Problem details:
Go through the entries below and write each one out exactly.

[Extracts from a graphics dataset]
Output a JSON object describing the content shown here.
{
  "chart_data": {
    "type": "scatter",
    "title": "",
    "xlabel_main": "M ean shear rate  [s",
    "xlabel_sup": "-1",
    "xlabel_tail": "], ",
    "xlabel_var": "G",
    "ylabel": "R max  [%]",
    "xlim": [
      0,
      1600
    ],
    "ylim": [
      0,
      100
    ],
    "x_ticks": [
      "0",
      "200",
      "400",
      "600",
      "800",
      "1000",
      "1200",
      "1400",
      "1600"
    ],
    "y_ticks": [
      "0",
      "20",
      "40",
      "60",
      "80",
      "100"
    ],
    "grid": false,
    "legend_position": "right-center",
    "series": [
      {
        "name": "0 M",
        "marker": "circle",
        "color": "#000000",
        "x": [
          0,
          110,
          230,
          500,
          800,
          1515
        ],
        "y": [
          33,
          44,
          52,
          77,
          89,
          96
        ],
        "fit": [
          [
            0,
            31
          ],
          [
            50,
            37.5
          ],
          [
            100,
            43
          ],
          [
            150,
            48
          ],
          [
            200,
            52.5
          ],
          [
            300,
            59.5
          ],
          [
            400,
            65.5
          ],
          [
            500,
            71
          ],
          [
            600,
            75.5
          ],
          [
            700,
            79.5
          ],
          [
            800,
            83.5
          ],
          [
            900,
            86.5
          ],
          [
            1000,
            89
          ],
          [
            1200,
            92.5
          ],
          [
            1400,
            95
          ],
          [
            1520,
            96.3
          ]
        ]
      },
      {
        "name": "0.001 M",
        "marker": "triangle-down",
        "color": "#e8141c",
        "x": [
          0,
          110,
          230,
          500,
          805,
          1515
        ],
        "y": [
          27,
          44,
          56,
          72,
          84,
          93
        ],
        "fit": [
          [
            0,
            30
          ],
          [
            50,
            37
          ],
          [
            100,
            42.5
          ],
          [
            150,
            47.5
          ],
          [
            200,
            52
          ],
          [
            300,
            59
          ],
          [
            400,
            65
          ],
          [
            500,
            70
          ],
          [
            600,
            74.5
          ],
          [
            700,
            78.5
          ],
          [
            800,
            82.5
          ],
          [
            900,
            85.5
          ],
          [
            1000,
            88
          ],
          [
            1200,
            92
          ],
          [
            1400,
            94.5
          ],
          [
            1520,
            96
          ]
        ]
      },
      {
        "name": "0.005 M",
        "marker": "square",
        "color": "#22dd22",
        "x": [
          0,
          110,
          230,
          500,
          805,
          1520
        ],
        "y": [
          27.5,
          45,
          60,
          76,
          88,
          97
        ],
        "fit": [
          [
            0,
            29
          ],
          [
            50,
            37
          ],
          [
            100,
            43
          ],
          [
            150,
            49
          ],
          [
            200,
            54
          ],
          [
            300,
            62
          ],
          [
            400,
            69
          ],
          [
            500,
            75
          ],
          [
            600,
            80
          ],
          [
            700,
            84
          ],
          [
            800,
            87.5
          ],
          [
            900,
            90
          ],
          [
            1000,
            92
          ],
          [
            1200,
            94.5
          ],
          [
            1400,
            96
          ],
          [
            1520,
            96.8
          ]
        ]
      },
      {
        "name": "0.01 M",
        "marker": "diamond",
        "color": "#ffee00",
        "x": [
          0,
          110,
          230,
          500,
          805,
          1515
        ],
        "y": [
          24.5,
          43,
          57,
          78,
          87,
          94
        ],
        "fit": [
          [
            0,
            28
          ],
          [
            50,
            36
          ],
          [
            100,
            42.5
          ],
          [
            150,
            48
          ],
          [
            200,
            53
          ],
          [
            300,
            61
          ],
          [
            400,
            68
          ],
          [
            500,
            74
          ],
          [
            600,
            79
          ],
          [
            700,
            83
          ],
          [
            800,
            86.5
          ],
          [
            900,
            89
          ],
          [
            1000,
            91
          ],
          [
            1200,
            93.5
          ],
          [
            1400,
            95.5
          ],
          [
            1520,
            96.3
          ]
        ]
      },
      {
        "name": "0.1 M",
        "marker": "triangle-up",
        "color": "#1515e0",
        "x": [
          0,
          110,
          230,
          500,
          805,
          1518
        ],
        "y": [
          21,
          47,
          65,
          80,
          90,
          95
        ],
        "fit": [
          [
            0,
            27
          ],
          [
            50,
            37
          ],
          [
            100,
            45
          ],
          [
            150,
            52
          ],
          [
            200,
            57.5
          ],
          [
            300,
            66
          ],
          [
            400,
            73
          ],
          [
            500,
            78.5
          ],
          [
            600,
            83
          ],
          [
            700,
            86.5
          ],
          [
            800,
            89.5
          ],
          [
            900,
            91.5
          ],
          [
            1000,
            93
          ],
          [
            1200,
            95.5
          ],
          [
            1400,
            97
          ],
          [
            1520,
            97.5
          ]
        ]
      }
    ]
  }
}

Exercise output:
Output a JSON object describing the content shown here.
{
  "chart_data": {
    "type": "scatter",
    "title": "",
    "xlabel_main": "M ean shear rate  [s",
    "xlabel_sup": "-1",
    "xlabel_tail": "], ",
    "xlabel_var": "G",
    "ylabel": "R max  [%]",
    "xlim": [
      0,
      1600
    ],
    "ylim": [
      0,
      100
    ],
    "x_ticks": [
      "0",
      "200",
      "400",
      "600",
      "800",
      "1000",
      "1200",
      "1400",
      "1600"
    ],
    "y_ticks": [
      "0",
      "20",
      "40",
      "60",
      "80",
      "100"
    ],
    "grid": false,
    "legend_position": "right-center",
    "series": [
      {
        "name": "0 M",
        "marker": "circle",
        "color": "#000000",
        "x": [
          0,
          110,
          230,
          500,
          800,
          1515
        ],
        "y": [
          33,
          44,
          52,
          77,
          89,
          96
        ],
        "fit": [
          [
            0,
            31
          ],
          [
            50,
            37.5
          ],
          [
            100,
            43
          ],
          [
            150,
            48
          ],
          [
            200,
            52.5
          ],
          [
            300,
            59.5
          ],
          [
            400,
            65.5
          ],
          [
            500,
            71
          ],
          [
            600,
            75.5
          ],
          [
            700,
            79.5
          ],
          [
            800,
            83.5
          ],
          [
            900,
            86.5
          ],
          [
            1000,
            89
          ],
          [
            1200,
            92.5
          ],
          [
            1400,
            95
          ],
          [
            1520,
            96.3
          ]
        ]
      },
      {
        "name": "0.001 M",
        "marker": "triangle-down",
        "color": "#e8141c",
        "x": [
          0,
          110,
          230,
          500,
          805,
          1515
        ],
        "y": [
          27,
          44,
          56,
          72,
          84,
          93
        ],
        "fit": [
          [
            0,
            30
          ],
          [
            50,
            37
          ],
          [
            100,
            42.5
          ],
          [
            150,
            47.5
          ],
          [
            200,
            52
          ],
          [
            300,
            59
          ],
          [
            400,
            65
          ],
          [
            500,
            70
          ],
          [
            600,
            74.5
          ],
          [
            700,
            78.5
          ],
          [
            800,
            82.5
          ],
          [
            900,
            85.5
          ],
          [
            1000,
            88
          ],
          [
            1200,
            92
          ],
          [
            1400,
            94.5
          ],
          [
            1520,
            96
          ]
        ]
      },
      {
        "name": "0.005 M",
        "marker": "square",
        "color": "#22dd22",
        "x": [
          0,
          110,
          230,
          500,
          805,
          1520
        ],
        "y": [
          27.5,
          45,
          60,
          76,
          88,
          97
        ],
        "fit": [
          [
            0,
            29
          ],
          [
            50,
            37
          ],
          [
            100,
            43
          ],
          [
            150,
            49
          ],
          [
            200,
            54
          ],
          [
            300,
            62
          ],
          [
            400,
            69
          ],
          [
            500,
            75
          ],
          [
            600,
            80
          ],
          [
            700,
            84
          ],
          [
            800,
            87.5
          ],
          [
            900,
            90
          ],
          [
            1000,
            92
          ],
          [
            1200,
            94.5
          ],
          [
            1400,
            96
          ],
          [
            1520,
            96.8
          ]
        ]
      },
      {
        "name": "0.01 M",
        "marker": "diamond",
        "color": "#ffee00",
        "x": [
          0,
          110,
          230,
          500,
          805,
          1515
        ],
        "y": [
          24.5,
          43,
          57,
          78,
          87,
          94
        ],
        "fit": [
          [
            0,
            28
          ],
          [
            50,
            36
          ],
          [
            100,
            42.5
          ],
          [
            150,
            48
          ],
          [
            200,
            53
          ],
          [
            300,
            61
          ],
          [
            400,
            68
          ],
          [
            500,
            74
          ],
          [
            600,
            79
          ],
          [
            700,
            83
          ],
          [
            800,
            86.5
          ],
          [
            900,
            89
          ],
          [
            1000,
            91
          ],
          [
            1200,
            93.5
          ],
          [
            1400,
            95.5
          ],
          [
            1520,
            96.3
          ]
        ]
      },
      {
        "name": "0.1 M",
        "marker": "triangle-up",
        "color": "#1515e0",
        "x": [
          0,
          110,
          230,
          500,
          805,
          1518
        ],
        "y": [
          21,
          47,
          65,
          80,
          90,
          95
        ],
        "fit": [
          [
            0,
            27
          ],
          [
            50,
            37
          ],
          [
            100,
            45
          ],
          [
            150,
            52
          ],
          [
            200,
            57.5
          ],
          [
            300,
            66
          ],
          [
            400,
            73
          ],
          [
            500,
            78.5
          ],
          [
            600,
            83
          ],
          [
            700,
            86.5
          ],
          [
            800,
            89.5
          ],
          [
            900,
            91.5
          ],
          [
            1000,
            93
          ],
          [
            1200,
            95.5
          ],
          [
            1400,
            97
          ],
          [
            1520,
            97.5
          ]
        ]
      }
    ]
  }
}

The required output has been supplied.